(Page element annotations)
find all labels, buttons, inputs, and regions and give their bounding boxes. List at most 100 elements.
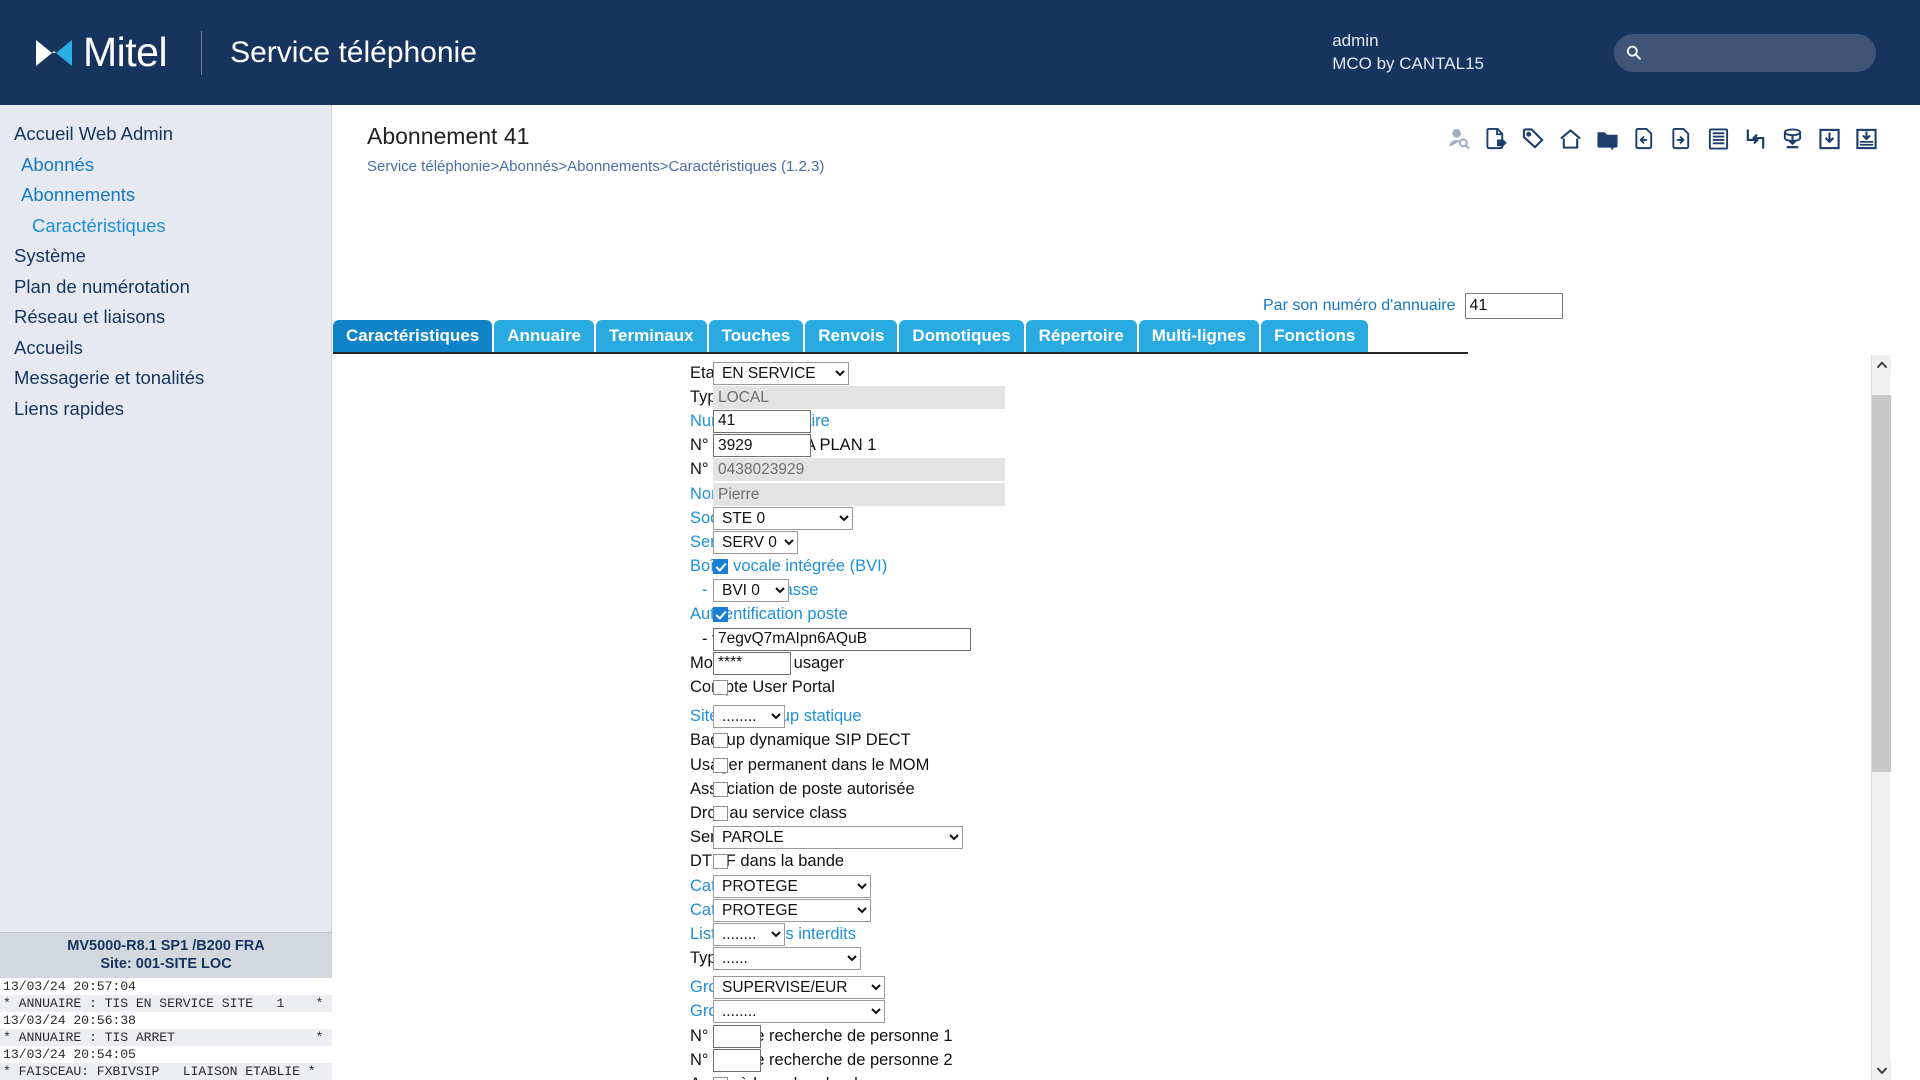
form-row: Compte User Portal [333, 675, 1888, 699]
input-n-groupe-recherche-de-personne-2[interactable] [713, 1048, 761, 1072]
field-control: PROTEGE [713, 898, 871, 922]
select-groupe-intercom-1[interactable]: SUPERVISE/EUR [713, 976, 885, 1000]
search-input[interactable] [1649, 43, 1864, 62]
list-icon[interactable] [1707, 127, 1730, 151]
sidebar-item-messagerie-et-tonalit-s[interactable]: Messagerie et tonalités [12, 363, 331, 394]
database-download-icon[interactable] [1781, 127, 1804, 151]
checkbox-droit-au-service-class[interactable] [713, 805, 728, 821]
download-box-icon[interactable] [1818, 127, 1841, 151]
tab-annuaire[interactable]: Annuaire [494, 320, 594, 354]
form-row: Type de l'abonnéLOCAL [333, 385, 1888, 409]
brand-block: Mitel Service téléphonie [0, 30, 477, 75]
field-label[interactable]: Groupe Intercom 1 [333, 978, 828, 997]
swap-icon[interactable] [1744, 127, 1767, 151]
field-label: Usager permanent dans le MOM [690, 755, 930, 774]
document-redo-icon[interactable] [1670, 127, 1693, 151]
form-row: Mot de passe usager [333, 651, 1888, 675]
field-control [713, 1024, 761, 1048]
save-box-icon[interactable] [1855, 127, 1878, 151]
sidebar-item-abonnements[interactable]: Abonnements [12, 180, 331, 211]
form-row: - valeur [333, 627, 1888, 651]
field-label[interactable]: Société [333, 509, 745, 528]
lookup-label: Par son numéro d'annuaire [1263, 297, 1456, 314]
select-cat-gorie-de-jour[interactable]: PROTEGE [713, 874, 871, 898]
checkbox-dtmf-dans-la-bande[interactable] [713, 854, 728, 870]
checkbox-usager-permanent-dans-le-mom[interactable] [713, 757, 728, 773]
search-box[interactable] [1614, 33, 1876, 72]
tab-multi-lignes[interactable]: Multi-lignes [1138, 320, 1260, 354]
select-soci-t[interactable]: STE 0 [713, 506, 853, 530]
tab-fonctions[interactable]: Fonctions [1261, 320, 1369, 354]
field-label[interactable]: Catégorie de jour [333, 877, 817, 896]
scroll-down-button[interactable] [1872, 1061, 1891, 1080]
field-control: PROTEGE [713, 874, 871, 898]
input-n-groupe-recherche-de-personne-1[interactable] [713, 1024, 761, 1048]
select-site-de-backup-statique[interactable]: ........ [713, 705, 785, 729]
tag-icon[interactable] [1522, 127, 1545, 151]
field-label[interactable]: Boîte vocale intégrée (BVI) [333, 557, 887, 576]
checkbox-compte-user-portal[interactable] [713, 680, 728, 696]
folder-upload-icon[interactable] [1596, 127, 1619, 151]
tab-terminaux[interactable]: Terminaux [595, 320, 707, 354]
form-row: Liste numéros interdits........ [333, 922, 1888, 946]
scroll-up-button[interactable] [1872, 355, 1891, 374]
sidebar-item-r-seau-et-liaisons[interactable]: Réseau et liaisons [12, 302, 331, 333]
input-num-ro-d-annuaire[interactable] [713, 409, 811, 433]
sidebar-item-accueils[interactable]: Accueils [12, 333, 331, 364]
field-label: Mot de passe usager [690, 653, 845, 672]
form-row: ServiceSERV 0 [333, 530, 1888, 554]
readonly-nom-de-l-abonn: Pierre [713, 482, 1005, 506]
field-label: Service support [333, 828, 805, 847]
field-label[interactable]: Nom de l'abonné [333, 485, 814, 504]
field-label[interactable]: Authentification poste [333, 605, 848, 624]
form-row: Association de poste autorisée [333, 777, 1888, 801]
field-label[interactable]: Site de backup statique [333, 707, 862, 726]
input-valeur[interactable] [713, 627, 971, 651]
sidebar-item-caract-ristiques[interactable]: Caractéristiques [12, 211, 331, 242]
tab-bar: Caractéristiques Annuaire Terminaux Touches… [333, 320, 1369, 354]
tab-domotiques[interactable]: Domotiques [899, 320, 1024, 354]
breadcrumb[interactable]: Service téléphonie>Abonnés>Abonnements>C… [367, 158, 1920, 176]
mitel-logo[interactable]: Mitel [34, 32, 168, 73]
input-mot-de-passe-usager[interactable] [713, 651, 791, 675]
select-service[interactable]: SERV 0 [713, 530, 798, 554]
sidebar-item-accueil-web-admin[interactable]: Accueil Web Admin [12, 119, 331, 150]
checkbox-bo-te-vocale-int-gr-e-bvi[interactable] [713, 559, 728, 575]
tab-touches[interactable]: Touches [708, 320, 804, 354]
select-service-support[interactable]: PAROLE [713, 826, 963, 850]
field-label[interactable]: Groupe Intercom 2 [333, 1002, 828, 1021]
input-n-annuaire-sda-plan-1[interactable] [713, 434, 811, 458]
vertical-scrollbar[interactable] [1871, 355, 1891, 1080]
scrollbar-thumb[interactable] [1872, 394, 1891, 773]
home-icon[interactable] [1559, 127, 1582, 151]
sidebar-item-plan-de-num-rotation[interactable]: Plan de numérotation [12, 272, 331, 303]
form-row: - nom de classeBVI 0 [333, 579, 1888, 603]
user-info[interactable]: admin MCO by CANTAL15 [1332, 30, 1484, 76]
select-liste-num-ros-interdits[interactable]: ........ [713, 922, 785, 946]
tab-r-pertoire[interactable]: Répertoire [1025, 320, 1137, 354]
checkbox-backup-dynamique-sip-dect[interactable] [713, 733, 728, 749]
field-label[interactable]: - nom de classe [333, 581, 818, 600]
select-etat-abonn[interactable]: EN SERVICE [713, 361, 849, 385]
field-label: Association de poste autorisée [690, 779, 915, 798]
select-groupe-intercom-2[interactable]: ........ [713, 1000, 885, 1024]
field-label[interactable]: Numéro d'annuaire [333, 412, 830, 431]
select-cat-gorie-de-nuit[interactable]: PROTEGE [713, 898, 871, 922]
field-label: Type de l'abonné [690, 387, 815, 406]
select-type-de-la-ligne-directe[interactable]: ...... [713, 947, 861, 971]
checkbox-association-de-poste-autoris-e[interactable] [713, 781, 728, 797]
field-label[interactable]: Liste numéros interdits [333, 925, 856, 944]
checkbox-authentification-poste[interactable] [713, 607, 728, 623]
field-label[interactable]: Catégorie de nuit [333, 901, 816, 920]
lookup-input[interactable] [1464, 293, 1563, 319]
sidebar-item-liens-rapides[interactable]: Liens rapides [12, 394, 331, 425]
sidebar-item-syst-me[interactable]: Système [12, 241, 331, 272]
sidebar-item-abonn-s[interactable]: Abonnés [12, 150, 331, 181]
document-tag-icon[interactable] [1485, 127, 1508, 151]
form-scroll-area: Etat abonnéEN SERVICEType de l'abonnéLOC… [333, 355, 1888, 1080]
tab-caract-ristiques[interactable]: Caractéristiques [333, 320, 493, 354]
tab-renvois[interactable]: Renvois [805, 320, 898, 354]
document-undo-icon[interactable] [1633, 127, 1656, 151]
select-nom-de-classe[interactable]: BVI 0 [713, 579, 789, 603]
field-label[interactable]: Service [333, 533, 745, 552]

→ WRITTEN EXERCISE
Retype every row above character for character, leaving out the pictures.

→ SOLUTION FOR THIS EXERCISE
find all labels, buttons, inputs, and regions and give their bounding boxes. List at most 100 elements.
form-row: Compte User Portal [333, 675, 1888, 699]
input-n-groupe-recherche-de-personne-2[interactable] [713, 1048, 761, 1072]
field-control: PROTEGE [713, 898, 871, 922]
select-groupe-intercom-1[interactable]: SUPERVISE/EUR [713, 976, 885, 1000]
search-input[interactable] [1649, 43, 1864, 62]
list-icon[interactable] [1707, 127, 1730, 151]
sidebar-item-messagerie-et-tonalit-s[interactable]: Messagerie et tonalités [12, 363, 331, 394]
database-download-icon[interactable] [1781, 127, 1804, 151]
checkbox-droit-au-service-class[interactable] [713, 805, 728, 821]
download-box-icon[interactable] [1818, 127, 1841, 151]
tab-annuaire[interactable]: Annuaire [494, 320, 594, 354]
form-row: Type de l'abonnéLOCAL [333, 385, 1888, 409]
brand-block: Mitel Service téléphonie [0, 30, 477, 75]
field-label[interactable]: Groupe Intercom 1 [333, 978, 828, 997]
swap-icon[interactable] [1744, 127, 1767, 151]
field-label: Usager permanent dans le MOM [690, 755, 930, 774]
document-redo-icon[interactable] [1670, 127, 1693, 151]
form-row: Mot de passe usager [333, 651, 1888, 675]
field-control [713, 1024, 761, 1048]
save-box-icon[interactable] [1855, 127, 1878, 151]
sidebar-item-abonnements[interactable]: Abonnements [12, 180, 331, 211]
form-row: - valeur [333, 627, 1888, 651]
field-label[interactable]: Société [333, 509, 745, 528]
lookup-label: Par son numéro d'annuaire [1263, 297, 1456, 314]
select-cat-gorie-de-jour[interactable]: PROTEGE [713, 874, 871, 898]
checkbox-dtmf-dans-la-bande[interactable] [713, 854, 728, 870]
checkbox-usager-permanent-dans-le-mom[interactable] [713, 757, 728, 773]
search-box[interactable] [1614, 33, 1876, 72]
tab-multi-lignes[interactable]: Multi-lignes [1138, 320, 1260, 354]
select-soci-t[interactable]: STE 0 [713, 506, 853, 530]
tab-fonctions[interactable]: Fonctions [1261, 320, 1369, 354]
field-label[interactable]: Catégorie de jour [333, 877, 817, 896]
scroll-down-button[interactable] [1872, 1061, 1891, 1080]
field-control: PROTEGE [713, 874, 871, 898]
input-n-groupe-recherche-de-personne-1[interactable] [713, 1024, 761, 1048]
select-site-de-backup-statique[interactable]: ........ [713, 705, 785, 729]
tag-icon[interactable] [1522, 127, 1545, 151]
field-label[interactable]: Boîte vocale intégrée (BVI) [333, 557, 887, 576]
checkbox-compte-user-portal[interactable] [713, 680, 728, 696]
folder-upload-icon[interactable] [1596, 127, 1619, 151]
tab-terminaux[interactable]: Terminaux [595, 320, 707, 354]
form-row: Liste numéros interdits........ [333, 922, 1888, 946]
scroll-up-button[interactable] [1872, 355, 1891, 374]
sidebar-item-r-seau-et-liaisons[interactable]: Réseau et liaisons [12, 302, 331, 333]
input-num-ro-d-annuaire[interactable] [713, 409, 811, 433]
sidebar-item-accueils[interactable]: Accueils [12, 333, 331, 364]
field-label: Mot de passe usager [690, 653, 845, 672]
form-row: ServiceSERV 0 [333, 530, 1888, 554]
readonly-nom-de-l-abonn: Pierre [713, 482, 1005, 506]
field-label: Service support [333, 828, 805, 847]
field-label[interactable]: Nom de l'abonné [333, 485, 814, 504]
field-label[interactable]: Authentification poste [333, 605, 848, 624]
form-row: Association de poste autorisée [333, 777, 1888, 801]
field-label[interactable]: Site de backup statique [333, 707, 862, 726]
input-valeur[interactable] [713, 627, 971, 651]
sidebar-item-caract-ristiques[interactable]: Caractéristiques [12, 211, 331, 242]
tab-bar: Caractéristiques Annuaire Terminaux Touches… [333, 320, 1369, 354]
tab-domotiques[interactable]: Domotiques [899, 320, 1024, 354]
breadcrumb[interactable]: Service téléphonie>Abonnés>Abonnements>C… [367, 158, 1920, 176]
mitel-logo[interactable]: Mitel [34, 32, 168, 73]
input-mot-de-passe-usager[interactable] [713, 651, 791, 675]
select-service[interactable]: SERV 0 [713, 530, 798, 554]
sidebar-item-accueil-web-admin[interactable]: Accueil Web Admin [12, 119, 331, 150]
checkbox-bo-te-vocale-int-gr-e-bvi[interactable] [713, 559, 728, 575]
tab-touches[interactable]: Touches [708, 320, 804, 354]
select-service-support[interactable]: PAROLE [713, 826, 963, 850]
field-label[interactable]: Groupe Intercom 2 [333, 1002, 828, 1021]
input-n-annuaire-sda-plan-1[interactable] [713, 434, 811, 458]
vertical-scrollbar[interactable] [1871, 355, 1891, 1080]
scrollbar-thumb[interactable] [1872, 394, 1891, 773]
home-icon[interactable] [1559, 127, 1582, 151]
sidebar-item-plan-de-num-rotation[interactable]: Plan de numérotation [12, 272, 331, 303]
form-row: - nom de classeBVI 0 [333, 579, 1888, 603]
user-info[interactable]: admin MCO by CANTAL15 [1332, 30, 1484, 76]
select-liste-num-ros-interdits[interactable]: ........ [713, 922, 785, 946]
tab-r-pertoire[interactable]: Répertoire [1025, 320, 1137, 354]
checkbox-backup-dynamique-sip-dect[interactable] [713, 733, 728, 749]
field-label[interactable]: - nom de classe [333, 581, 818, 600]
select-etat-abonn[interactable]: EN SERVICE [713, 361, 849, 385]
field-label: Association de poste autorisée [690, 779, 915, 798]
select-groupe-intercom-2[interactable]: ........ [713, 1000, 885, 1024]
field-label[interactable]: Numéro d'annuaire [333, 412, 830, 431]
select-cat-gorie-de-nuit[interactable]: PROTEGE [713, 898, 871, 922]
field-label: Type de l'abonné [690, 387, 815, 406]
select-type-de-la-ligne-directe[interactable]: ...... [713, 947, 861, 971]
checkbox-association-de-poste-autoris-e[interactable] [713, 781, 728, 797]
field-label[interactable]: Liste numéros interdits [333, 925, 856, 944]
checkbox-authentification-poste[interactable] [713, 607, 728, 623]
field-label[interactable]: Catégorie de nuit [333, 901, 816, 920]
lookup-input[interactable] [1464, 293, 1563, 319]
sidebar-item-liens-rapides[interactable]: Liens rapides [12, 394, 331, 425]
sidebar-item-syst-me[interactable]: Système [12, 241, 331, 272]
sidebar-item-abonn-s[interactable]: Abonnés [12, 150, 331, 181]
document-tag-icon[interactable] [1485, 127, 1508, 151]
form-scroll-area: Etat abonnéEN SERVICEType de l'abonnéLOC… [333, 355, 1888, 1080]
tab-caract-ristiques[interactable]: Caractéristiques [333, 320, 493, 354]
tab-renvois[interactable]: Renvois [805, 320, 898, 354]
document-undo-icon[interactable] [1633, 127, 1656, 151]
select-nom-de-classe[interactable]: BVI 0 [713, 579, 789, 603]
field-label[interactable]: Service [333, 533, 745, 552]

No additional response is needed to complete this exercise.